Task goal: Pictures in the data below are not part of the copy; transcribe everything else exactly.

** begin Records shown **

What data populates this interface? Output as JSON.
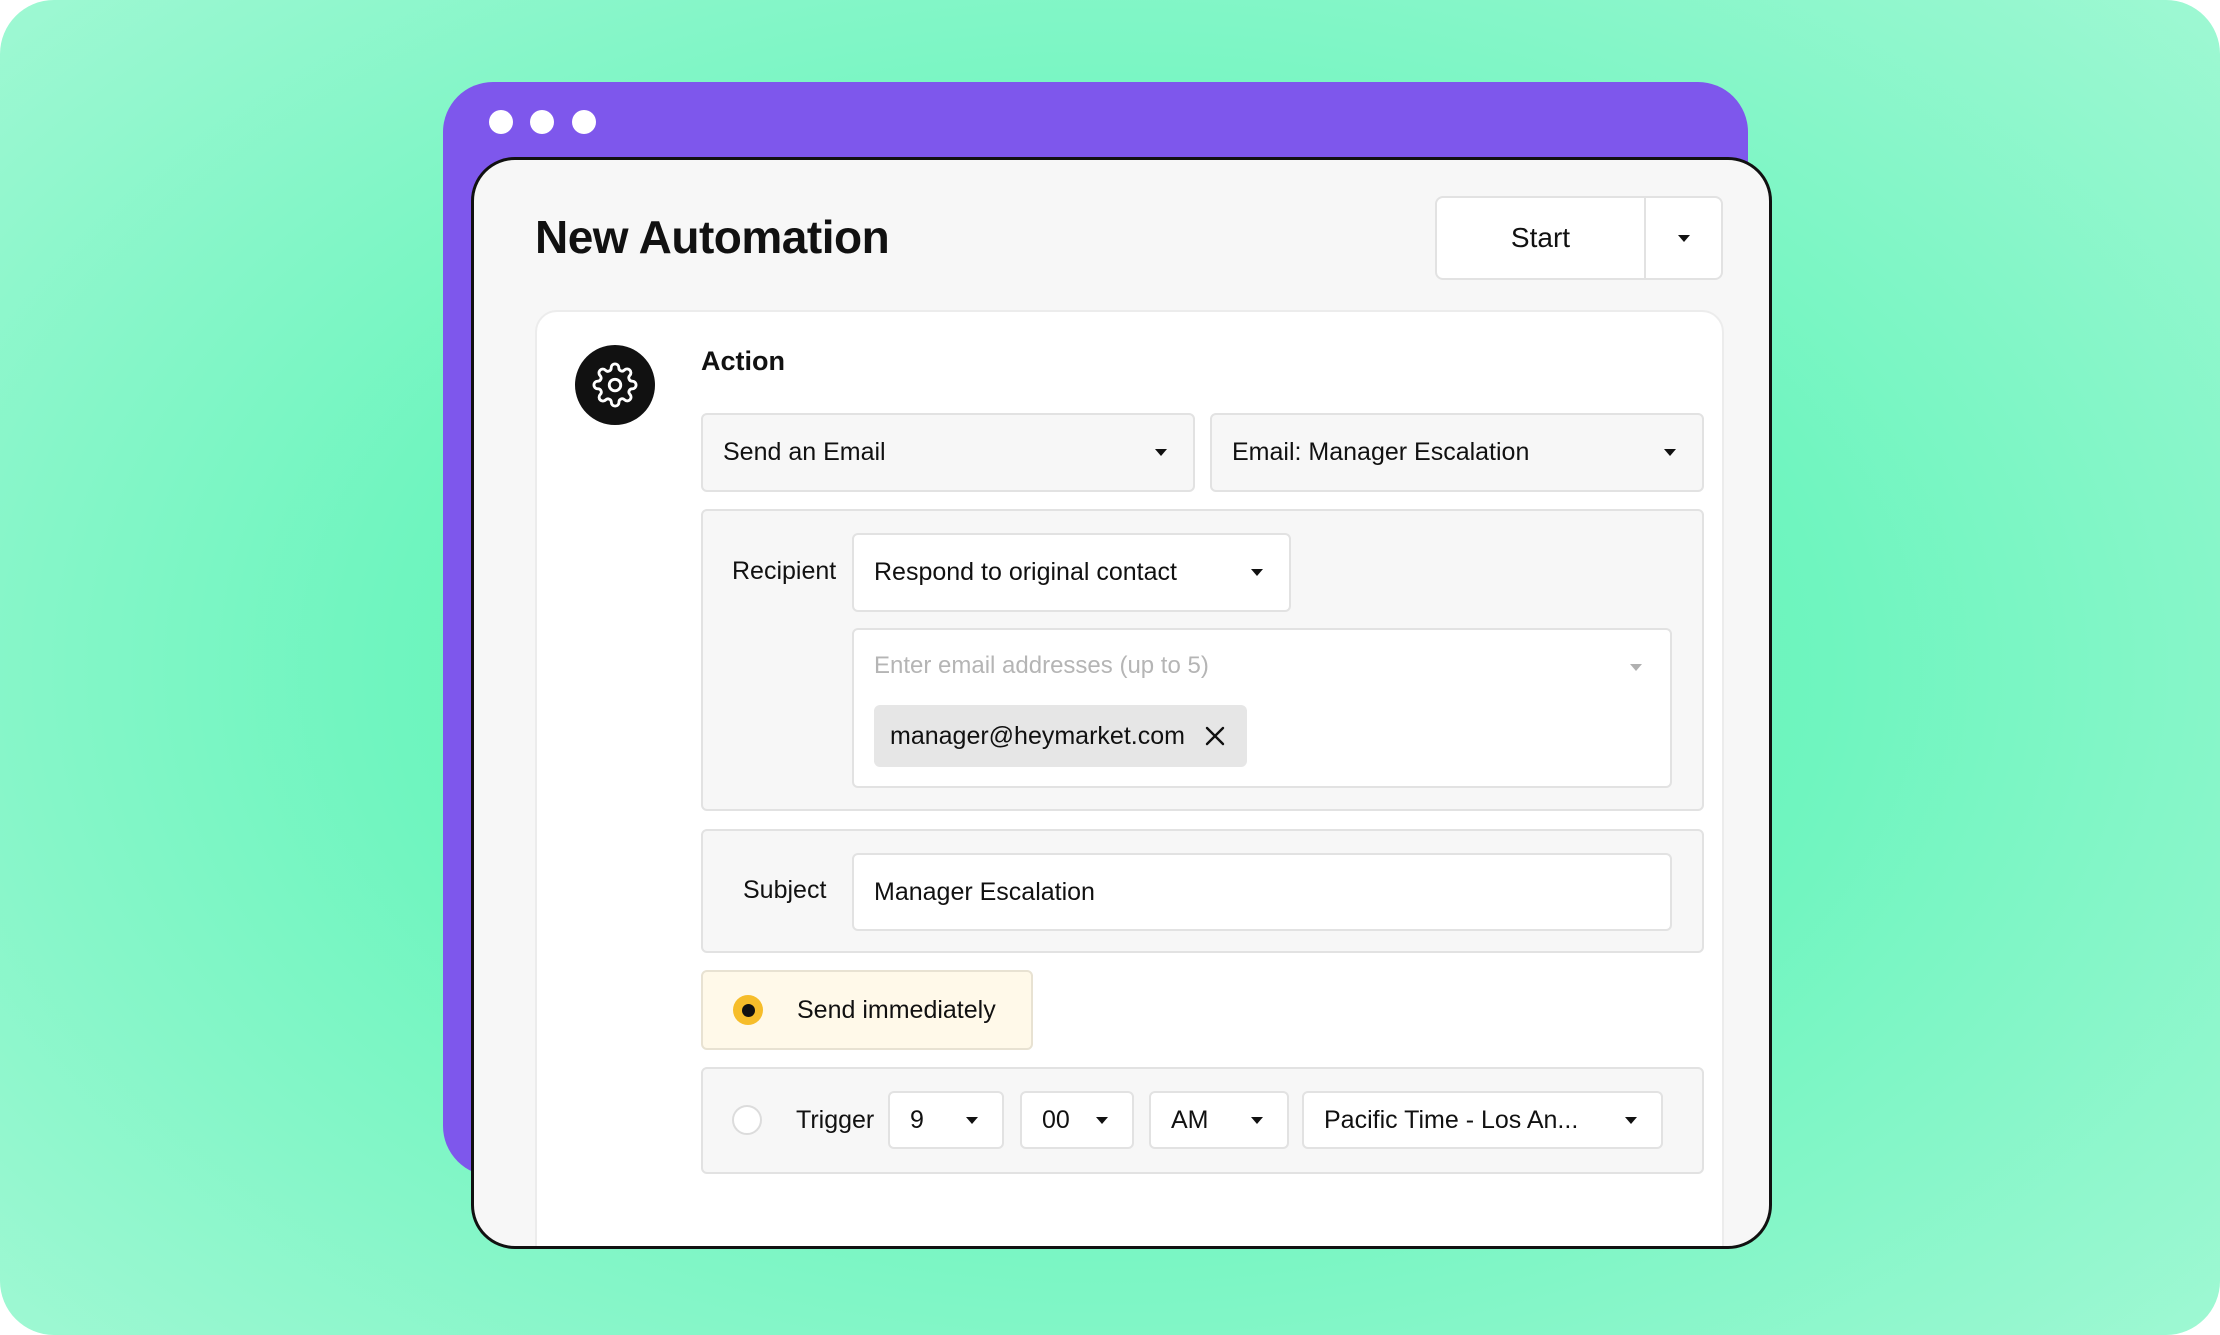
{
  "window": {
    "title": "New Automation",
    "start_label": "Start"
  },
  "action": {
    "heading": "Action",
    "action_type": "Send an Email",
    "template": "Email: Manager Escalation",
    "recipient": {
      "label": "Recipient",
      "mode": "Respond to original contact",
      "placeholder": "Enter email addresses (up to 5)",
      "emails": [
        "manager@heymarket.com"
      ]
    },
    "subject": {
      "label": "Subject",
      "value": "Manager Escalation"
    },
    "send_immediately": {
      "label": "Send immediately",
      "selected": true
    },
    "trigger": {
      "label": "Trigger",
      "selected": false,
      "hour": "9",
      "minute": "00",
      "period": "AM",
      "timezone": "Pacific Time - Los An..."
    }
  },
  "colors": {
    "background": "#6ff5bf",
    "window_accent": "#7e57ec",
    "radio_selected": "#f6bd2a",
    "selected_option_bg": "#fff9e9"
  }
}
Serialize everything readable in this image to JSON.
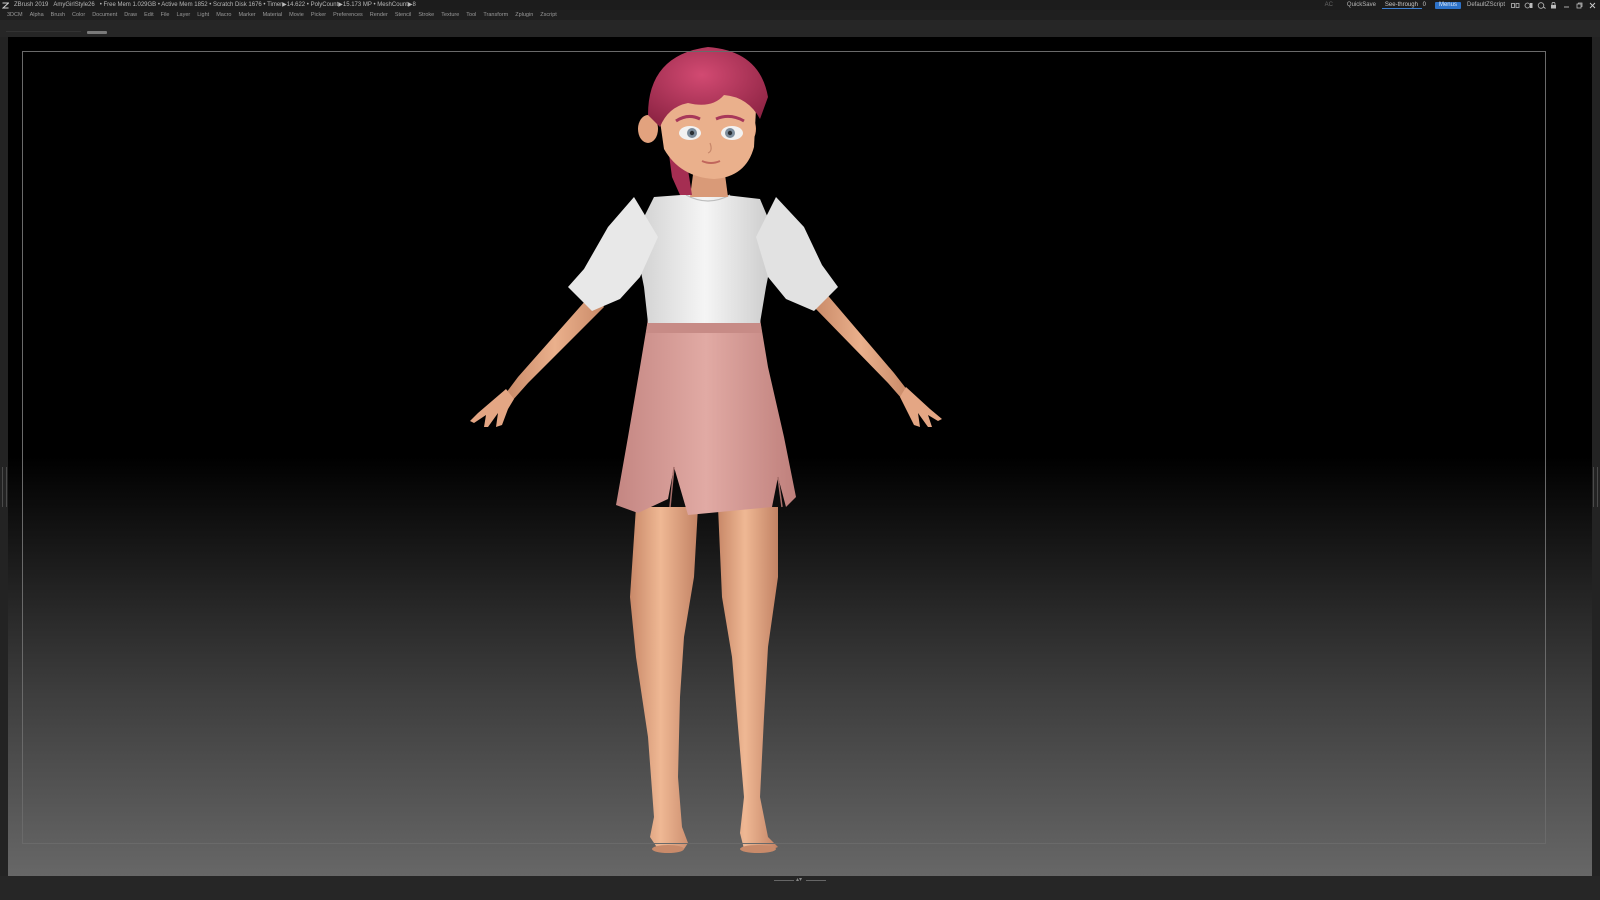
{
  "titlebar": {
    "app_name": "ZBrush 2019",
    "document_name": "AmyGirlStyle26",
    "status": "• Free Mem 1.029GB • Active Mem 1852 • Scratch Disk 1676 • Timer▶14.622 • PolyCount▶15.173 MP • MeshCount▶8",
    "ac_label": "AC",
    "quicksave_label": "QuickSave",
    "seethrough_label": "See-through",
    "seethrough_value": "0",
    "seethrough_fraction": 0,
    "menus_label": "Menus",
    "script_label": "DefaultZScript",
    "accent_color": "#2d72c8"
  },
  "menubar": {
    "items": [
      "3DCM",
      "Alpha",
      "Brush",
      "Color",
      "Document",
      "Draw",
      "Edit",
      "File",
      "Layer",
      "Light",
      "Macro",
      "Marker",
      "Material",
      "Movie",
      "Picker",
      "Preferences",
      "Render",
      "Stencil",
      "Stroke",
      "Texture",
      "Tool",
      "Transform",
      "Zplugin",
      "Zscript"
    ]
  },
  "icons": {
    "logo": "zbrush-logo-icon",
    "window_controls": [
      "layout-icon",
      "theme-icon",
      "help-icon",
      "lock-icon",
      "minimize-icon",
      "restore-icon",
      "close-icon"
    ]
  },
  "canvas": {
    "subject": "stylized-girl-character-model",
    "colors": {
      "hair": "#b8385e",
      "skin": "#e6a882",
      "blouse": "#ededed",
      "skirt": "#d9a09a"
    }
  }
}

** end Records shown **

Written answer:
What data populates this interface? Output as JSON.
{
  "window": {
    "title": "New Automation",
    "start_label": "Start"
  },
  "action": {
    "heading": "Action",
    "action_type": "Send an Email",
    "template": "Email: Manager Escalation",
    "recipient": {
      "label": "Recipient",
      "mode": "Respond to original contact",
      "placeholder": "Enter email addresses (up to 5)",
      "emails": [
        "manager@heymarket.com"
      ]
    },
    "subject": {
      "label": "Subject",
      "value": "Manager Escalation"
    },
    "send_immediately": {
      "label": "Send immediately",
      "selected": true
    },
    "trigger": {
      "label": "Trigger",
      "selected": false,
      "hour": "9",
      "minute": "00",
      "period": "AM",
      "timezone": "Pacific Time - Los An..."
    }
  },
  "colors": {
    "background": "#6ff5bf",
    "window_accent": "#7e57ec",
    "radio_selected": "#f6bd2a",
    "selected_option_bg": "#fff9e9"
  }
}
Serialize everything readable in this image to JSON.
{
  "titlebar": {
    "app_name": "ZBrush 2019",
    "document_name": "AmyGirlStyle26",
    "status": "• Free Mem 1.029GB • Active Mem 1852 • Scratch Disk 1676 • Timer▶14.622 • PolyCount▶15.173 MP • MeshCount▶8",
    "ac_label": "AC",
    "quicksave_label": "QuickSave",
    "seethrough_label": "See-through",
    "seethrough_value": "0",
    "seethrough_fraction": 0,
    "menus_label": "Menus",
    "script_label": "DefaultZScript",
    "accent_color": "#2d72c8"
  },
  "menubar": {
    "items": [
      "3DCM",
      "Alpha",
      "Brush",
      "Color",
      "Document",
      "Draw",
      "Edit",
      "File",
      "Layer",
      "Light",
      "Macro",
      "Marker",
      "Material",
      "Movie",
      "Picker",
      "Preferences",
      "Render",
      "Stencil",
      "Stroke",
      "Texture",
      "Tool",
      "Transform",
      "Zplugin",
      "Zscript"
    ]
  },
  "icons": {
    "logo": "zbrush-logo-icon",
    "window_controls": [
      "layout-icon",
      "theme-icon",
      "help-icon",
      "lock-icon",
      "minimize-icon",
      "restore-icon",
      "close-icon"
    ]
  },
  "canvas": {
    "subject": "stylized-girl-character-model",
    "colors": {
      "hair": "#b8385e",
      "skin": "#e6a882",
      "blouse": "#ededed",
      "skirt": "#d9a09a"
    }
  }
}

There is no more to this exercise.